Listed entries
+--

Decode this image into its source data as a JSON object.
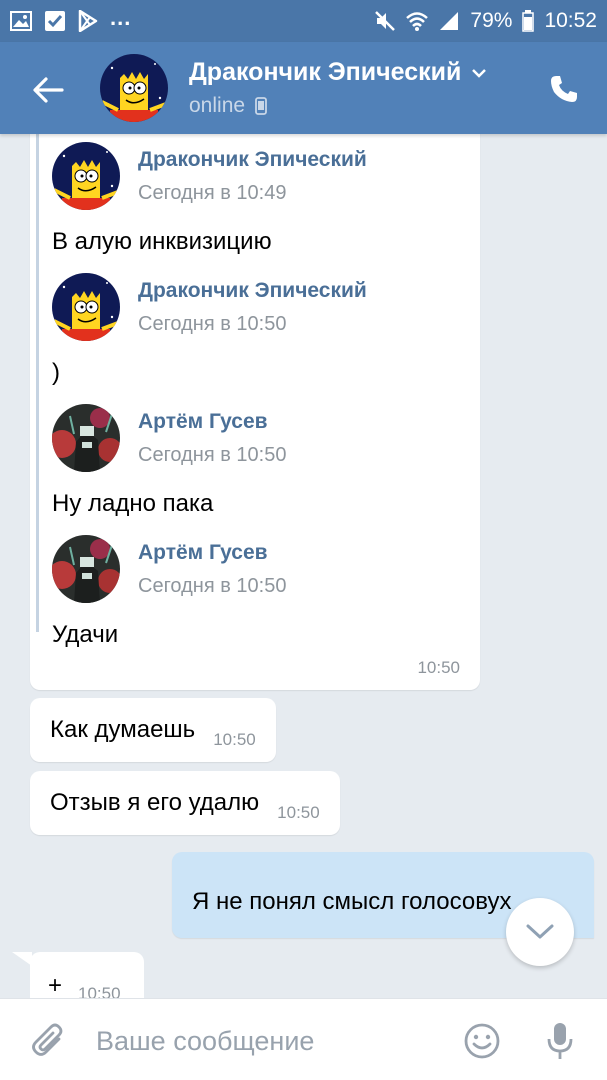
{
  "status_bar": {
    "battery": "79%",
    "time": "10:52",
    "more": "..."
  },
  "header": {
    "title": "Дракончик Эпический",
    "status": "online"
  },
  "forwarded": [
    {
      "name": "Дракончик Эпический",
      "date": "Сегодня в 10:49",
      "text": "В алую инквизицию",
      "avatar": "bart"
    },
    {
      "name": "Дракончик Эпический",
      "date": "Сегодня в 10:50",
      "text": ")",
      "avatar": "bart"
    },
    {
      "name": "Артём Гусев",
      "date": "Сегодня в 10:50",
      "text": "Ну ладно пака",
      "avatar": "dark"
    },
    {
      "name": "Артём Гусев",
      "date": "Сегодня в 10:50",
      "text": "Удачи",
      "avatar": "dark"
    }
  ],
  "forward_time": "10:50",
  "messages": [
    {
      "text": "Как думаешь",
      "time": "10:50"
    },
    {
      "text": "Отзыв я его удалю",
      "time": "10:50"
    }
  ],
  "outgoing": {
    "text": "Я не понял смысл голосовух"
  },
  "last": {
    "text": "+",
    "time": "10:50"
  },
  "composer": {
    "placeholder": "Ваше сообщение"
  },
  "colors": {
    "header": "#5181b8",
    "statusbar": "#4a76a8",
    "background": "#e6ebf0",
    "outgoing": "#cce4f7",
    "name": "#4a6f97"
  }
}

+--

Short exercise
Omit all pictures while transcribing the entries verbatim.

The completed task
Decode this image into its source data as a JSON object.
{
  "status_bar": {
    "battery": "79%",
    "time": "10:52",
    "more": "..."
  },
  "header": {
    "title": "Дракончик Эпический",
    "status": "online"
  },
  "forwarded": [
    {
      "name": "Дракончик Эпический",
      "date": "Сегодня в 10:49",
      "text": "В алую инквизицию",
      "avatar": "bart"
    },
    {
      "name": "Дракончик Эпический",
      "date": "Сегодня в 10:50",
      "text": ")",
      "avatar": "bart"
    },
    {
      "name": "Артём Гусев",
      "date": "Сегодня в 10:50",
      "text": "Ну ладно пака",
      "avatar": "dark"
    },
    {
      "name": "Артём Гусев",
      "date": "Сегодня в 10:50",
      "text": "Удачи",
      "avatar": "dark"
    }
  ],
  "forward_time": "10:50",
  "messages": [
    {
      "text": "Как думаешь",
      "time": "10:50"
    },
    {
      "text": "Отзыв я его удалю",
      "time": "10:50"
    }
  ],
  "outgoing": {
    "text": "Я не понял смысл голосовух"
  },
  "last": {
    "text": "+",
    "time": "10:50"
  },
  "composer": {
    "placeholder": "Ваше сообщение"
  },
  "colors": {
    "header": "#5181b8",
    "statusbar": "#4a76a8",
    "background": "#e6ebf0",
    "outgoing": "#cce4f7",
    "name": "#4a6f97"
  }
}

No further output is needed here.